PAGE EXCERPT ::
On Tue, Sep 23, 2014 at 9:06 PM, Nicolas Torzec <torz...@yahoo-inc.com>
wrote:

> So it confirms that the data is coming from the Infobox template and
> handled directly at the template level...
>
> I agree with the necessity of interpreting templates recursively in
> Infoboxes. We actually had to add a similar feature in our Wikipedia
> structured data extraction pipeline. It has great benefits but also
> typically introduces noise that needs to be handled at the
> mapping/normalization phases. In the short term, we (i.e. Yahoo) will be
> handling this exception (and similar ones) at the mapping level but
> having a more generic solution that benefits everyone would be better.
>

I had the impression that the noise cost would more than the actual benefit
and we never decided to go this way. The reason is that there are too many
styling templates and we somehow need to exclude them from the process.
Black/white listing could be an option but they probably both require a lot
of manual effort and have different cost (precision/coverage).

It would be great if you could share your experience in this regard. Should
we move the discussion to the developer list?

INFORMATION GIVEN ::
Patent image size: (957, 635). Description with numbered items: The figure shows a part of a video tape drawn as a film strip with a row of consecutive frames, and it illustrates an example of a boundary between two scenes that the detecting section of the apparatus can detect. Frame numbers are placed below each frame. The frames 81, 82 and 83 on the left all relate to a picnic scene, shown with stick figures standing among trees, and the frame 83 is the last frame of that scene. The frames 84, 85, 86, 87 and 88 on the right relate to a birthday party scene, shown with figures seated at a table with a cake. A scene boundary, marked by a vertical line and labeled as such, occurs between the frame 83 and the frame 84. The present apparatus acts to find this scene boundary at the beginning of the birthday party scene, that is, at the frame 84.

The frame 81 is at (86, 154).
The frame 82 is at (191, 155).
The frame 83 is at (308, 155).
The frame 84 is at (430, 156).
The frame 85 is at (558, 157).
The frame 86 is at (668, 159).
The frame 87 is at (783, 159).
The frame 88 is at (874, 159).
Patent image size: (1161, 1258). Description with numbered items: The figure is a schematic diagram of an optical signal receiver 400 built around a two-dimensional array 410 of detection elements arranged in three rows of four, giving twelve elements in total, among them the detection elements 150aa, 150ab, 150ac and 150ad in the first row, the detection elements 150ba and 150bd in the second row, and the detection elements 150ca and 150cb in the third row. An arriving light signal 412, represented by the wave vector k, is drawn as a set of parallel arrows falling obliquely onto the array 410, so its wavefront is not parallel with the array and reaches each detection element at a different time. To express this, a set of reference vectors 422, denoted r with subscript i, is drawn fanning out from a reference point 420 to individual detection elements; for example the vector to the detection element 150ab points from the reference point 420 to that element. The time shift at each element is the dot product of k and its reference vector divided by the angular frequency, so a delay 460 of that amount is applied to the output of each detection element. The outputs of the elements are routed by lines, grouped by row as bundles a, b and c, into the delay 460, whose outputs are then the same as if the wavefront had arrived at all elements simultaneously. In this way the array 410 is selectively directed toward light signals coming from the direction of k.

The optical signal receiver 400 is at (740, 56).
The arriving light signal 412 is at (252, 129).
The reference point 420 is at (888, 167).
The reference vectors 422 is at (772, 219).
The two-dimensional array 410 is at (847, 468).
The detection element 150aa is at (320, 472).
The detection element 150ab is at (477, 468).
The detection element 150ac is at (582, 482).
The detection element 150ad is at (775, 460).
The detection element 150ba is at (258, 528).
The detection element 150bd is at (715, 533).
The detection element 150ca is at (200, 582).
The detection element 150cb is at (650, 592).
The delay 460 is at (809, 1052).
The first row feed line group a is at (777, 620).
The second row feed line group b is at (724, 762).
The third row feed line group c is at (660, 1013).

SHORT EXERCISE A ::
According to the Infobox template email, why did the person replying to Nicolas Torzec never decide to interpret templates recursively?
SHORT EXERCISE B ::
Continue the Infobox template email from its last sentence.
The material has no connection to the Infobox template email.

ANSWER A ::
There are too many styling templates, and they would somehow need to be excluded from the process.

ANSWER B ::
Dimitris


>
> FYI, Simon found out that the Infobox_South_African_* templates have the
> same "South Hemisphere" bias.
> =>
> http://en.wikipedia.org/wiki/Category:South_Africa_subdivision_infobox_templates
>
>
> Nicolas.
>
>
>
>
>   On Monday, September 22, 2014 11:34 PM, Dimitris Kontokostas <
> jimk...@gmail.com> wrote:
>
>
> Looking at the template source we find the following:
> {{Geobox 
> coor|{{*#expr:abs*({{{latitude|{{{latd|}}}}}})}}|{{{latm|}}}|{{{lats|}}}|
> *S* ....
> which means that they don't care about the sign, they just take the
> absolute value and add 'S' at the end and later they embed the coordinates
> template.
>
> DBpedia cannot parse embedded templates, we can only get the outer mapping.
> As Alexandru noticed, looks like we have two options:
> 1) handle this at the mapping level:
> We recently enabled prefix/suffix-ing values in property mappings [1]. We
> could port part of the code in the Coord templates and add a '-' prefix to
> solve this case but we'd need a abs() transformation as well to get it right
> We'd also need people to change all the affected templates.
>
> This is a known problem in Wikipedia, in this case it is "legitimate" but
> there are many other wrong coordinates.
> One of my todo's was to find them using RDFUnit and report them back.
> Now with this issue we can see what is fixed and try to re-map the rest
>
> 2) Fuse information from different sources. It's something we consider for
> the next release and maybe Live too.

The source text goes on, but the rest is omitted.